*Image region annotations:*
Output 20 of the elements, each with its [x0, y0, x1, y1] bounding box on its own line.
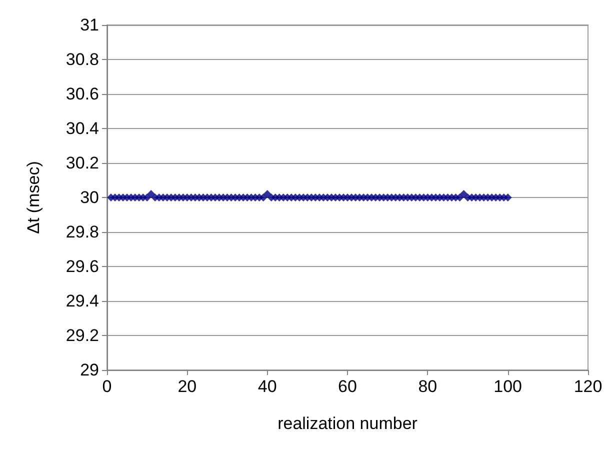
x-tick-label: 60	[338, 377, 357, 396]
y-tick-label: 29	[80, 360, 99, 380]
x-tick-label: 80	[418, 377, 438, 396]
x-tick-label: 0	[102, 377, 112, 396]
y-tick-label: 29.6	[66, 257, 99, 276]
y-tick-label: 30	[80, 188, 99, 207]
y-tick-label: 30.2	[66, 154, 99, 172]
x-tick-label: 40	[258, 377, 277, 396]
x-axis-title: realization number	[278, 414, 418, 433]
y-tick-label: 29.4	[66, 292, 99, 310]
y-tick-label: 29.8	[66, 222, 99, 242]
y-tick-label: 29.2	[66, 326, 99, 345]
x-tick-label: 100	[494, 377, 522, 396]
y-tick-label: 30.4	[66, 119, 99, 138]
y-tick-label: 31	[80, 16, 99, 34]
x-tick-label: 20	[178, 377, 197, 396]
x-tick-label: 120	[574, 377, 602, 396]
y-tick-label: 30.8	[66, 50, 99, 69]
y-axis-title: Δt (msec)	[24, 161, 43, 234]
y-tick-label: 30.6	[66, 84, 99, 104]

*Stated goal:*
Update the listing above by swapping every "x-tick-label" for "horizontal tick label" and leaving everything else as it is. Leave the picture out.

*Result of the exercise:*
Output 20 of the elements, each with its [x0, y0, x1, y1] bounding box on its own line.
horizontal tick label: 60	[338, 377, 357, 396]
y-tick-label: 29	[80, 360, 99, 380]
horizontal tick label: 80	[418, 377, 438, 396]
horizontal tick label: 0	[102, 377, 112, 396]
y-tick-label: 29.6	[66, 257, 99, 276]
y-tick-label: 30	[80, 188, 99, 207]
y-tick-label: 30.2	[66, 154, 99, 172]
horizontal tick label: 40	[258, 377, 277, 396]
x-axis-title: realization number	[278, 414, 418, 433]
y-tick-label: 29.4	[66, 292, 99, 310]
y-tick-label: 29.8	[66, 222, 99, 242]
y-tick-label: 29.2	[66, 326, 99, 345]
horizontal tick label: 100	[494, 377, 522, 396]
y-tick-label: 30.4	[66, 119, 99, 138]
y-tick-label: 31	[80, 16, 99, 34]
horizontal tick label: 20	[178, 377, 197, 396]
horizontal tick label: 120	[574, 377, 602, 396]
y-tick-label: 30.8	[66, 50, 99, 69]
y-axis-title: Δt (msec)	[24, 161, 43, 234]
y-tick-label: 30.6	[66, 84, 99, 104]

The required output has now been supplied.